** START OF DATASET RECORDS **

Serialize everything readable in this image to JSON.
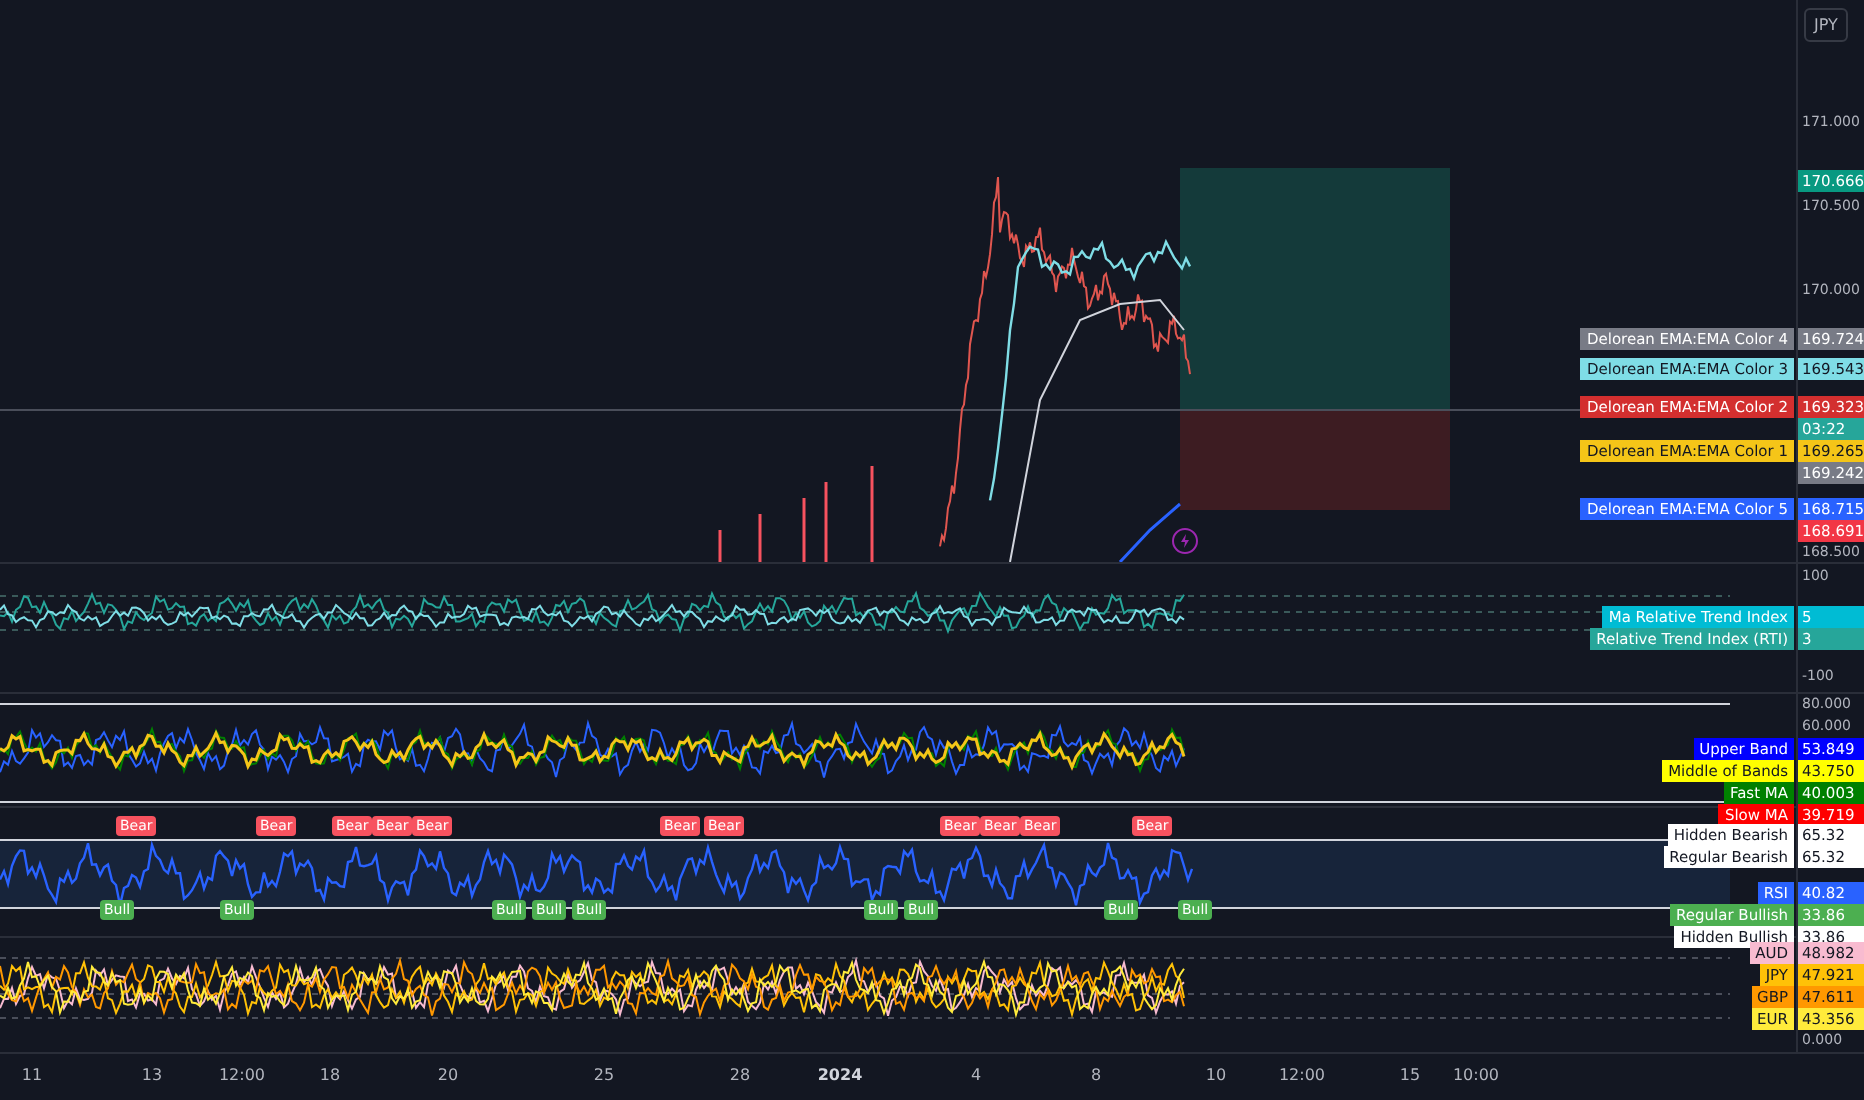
{
  "currency_button": "JPY",
  "price_pane": {
    "axis_labels": [
      "171.000",
      "170.500",
      "170.000",
      "168.500"
    ],
    "tags": [
      {
        "kind": "price",
        "value": "170.666",
        "color": "#089981"
      },
      {
        "kind": "price",
        "label": "Delorean EMA:EMA Color 4",
        "value": "169.724",
        "color": "#787b86"
      },
      {
        "kind": "price",
        "label": "Delorean EMA:EMA Color 3",
        "value": "169.543",
        "color": "#7fdde6"
      },
      {
        "kind": "price",
        "label": "Delorean EMA:EMA Color 2",
        "value": "169.323",
        "color": "#d32f2f"
      },
      {
        "kind": "countdown",
        "value": "03:22",
        "color": "#26a69a"
      },
      {
        "kind": "price",
        "label": "Delorean EMA:EMA Color 1",
        "value": "169.265",
        "color": "#f5c518"
      },
      {
        "kind": "price",
        "value": "169.242",
        "color": "#787b86"
      },
      {
        "kind": "price",
        "label": "Delorean EMA:EMA Color 5",
        "value": "168.715",
        "color": "#2962ff"
      },
      {
        "kind": "price",
        "value": "168.691",
        "color": "#f23645"
      }
    ]
  },
  "indicator_panes": [
    {
      "kind": "rti",
      "axis_labels": [
        "100",
        "-100"
      ],
      "tags": [
        {
          "label": "Ma Relative Trend Index",
          "value": "5",
          "color": "#00bcd4"
        },
        {
          "label": "Relative Trend Index (RTI)",
          "value": "3",
          "color": "#26a69a"
        }
      ]
    },
    {
      "kind": "bands",
      "axis_labels": [
        "80.000",
        "60.000"
      ],
      "tags": [
        {
          "label": "Upper Band",
          "value": "53.849",
          "color": "#0000ff"
        },
        {
          "label": "Middle of Bands",
          "value": "43.750",
          "color": "#ffff00"
        },
        {
          "label": "Fast MA",
          "value": "40.003",
          "color": "#008000"
        },
        {
          "label": "Slow MA",
          "value": "39.719",
          "color": "#ff0000"
        }
      ]
    },
    {
      "kind": "rsi",
      "tags": [
        {
          "label": "Hidden Bearish",
          "value": "65.32",
          "color": "#ffffff"
        },
        {
          "label": "Regular Bearish",
          "value": "65.32",
          "color": "#ffffff"
        },
        {
          "label": "RSI",
          "value": "40.82",
          "color": "#2962ff"
        },
        {
          "label": "Regular Bullish",
          "value": "33.86",
          "color": "#4caf50"
        },
        {
          "label": "Hidden Bullish",
          "value": "33.86",
          "color": "#ffffff"
        }
      ],
      "signals": [
        {
          "kind": "bear",
          "text": "Bear"
        },
        {
          "kind": "bear",
          "text": "Bear"
        },
        {
          "kind": "bear",
          "text": "Bear"
        },
        {
          "kind": "bear",
          "text": "Bear"
        },
        {
          "kind": "bear",
          "text": "Bear"
        },
        {
          "kind": "bear",
          "text": "Bear"
        },
        {
          "kind": "bear",
          "text": "Bear"
        },
        {
          "kind": "bear",
          "text": "Bear"
        },
        {
          "kind": "bear",
          "text": "Bear"
        },
        {
          "kind": "bear",
          "text": "Bear"
        },
        {
          "kind": "bear",
          "text": "Bear"
        },
        {
          "kind": "bull",
          "text": "Bull"
        },
        {
          "kind": "bull",
          "text": "Bull"
        },
        {
          "kind": "bull",
          "text": "Bull"
        },
        {
          "kind": "bull",
          "text": "Bull"
        },
        {
          "kind": "bull",
          "text": "Bull"
        },
        {
          "kind": "bull",
          "text": "Bull"
        },
        {
          "kind": "bull",
          "text": "Bull"
        },
        {
          "kind": "bull",
          "text": "Bull"
        },
        {
          "kind": "bull",
          "text": "Bull"
        }
      ]
    },
    {
      "kind": "currencies",
      "axis_labels": [
        "0.000"
      ],
      "tags": [
        {
          "label": "AUD",
          "value": "48.982",
          "color": "#f8bbd0"
        },
        {
          "label": "JPY",
          "value": "47.921",
          "color": "#ffc107"
        },
        {
          "label": "GBP",
          "value": "47.611",
          "color": "#ff9800"
        },
        {
          "label": "EUR",
          "value": "43.356",
          "color": "#ffeb3b"
        }
      ]
    }
  ],
  "time_axis": [
    {
      "text": "11",
      "major": false
    },
    {
      "text": "13",
      "major": false
    },
    {
      "text": "12:00",
      "major": false
    },
    {
      "text": "18",
      "major": false
    },
    {
      "text": "20",
      "major": false
    },
    {
      "text": "25",
      "major": false
    },
    {
      "text": "28",
      "major": false
    },
    {
      "text": "2024",
      "major": true
    },
    {
      "text": "4",
      "major": false
    },
    {
      "text": "8",
      "major": false
    },
    {
      "text": "10",
      "major": false
    },
    {
      "text": "12:00",
      "major": false
    },
    {
      "text": "15",
      "major": false
    },
    {
      "text": "10:00",
      "major": false
    }
  ]
}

** END OF DATASET RECORDS **

Which lines of the data above contain "Bearish"? Copy each one.

TASK SOLUTION:
          "label": "Hidden Bearish",
          "label": "Regular Bearish",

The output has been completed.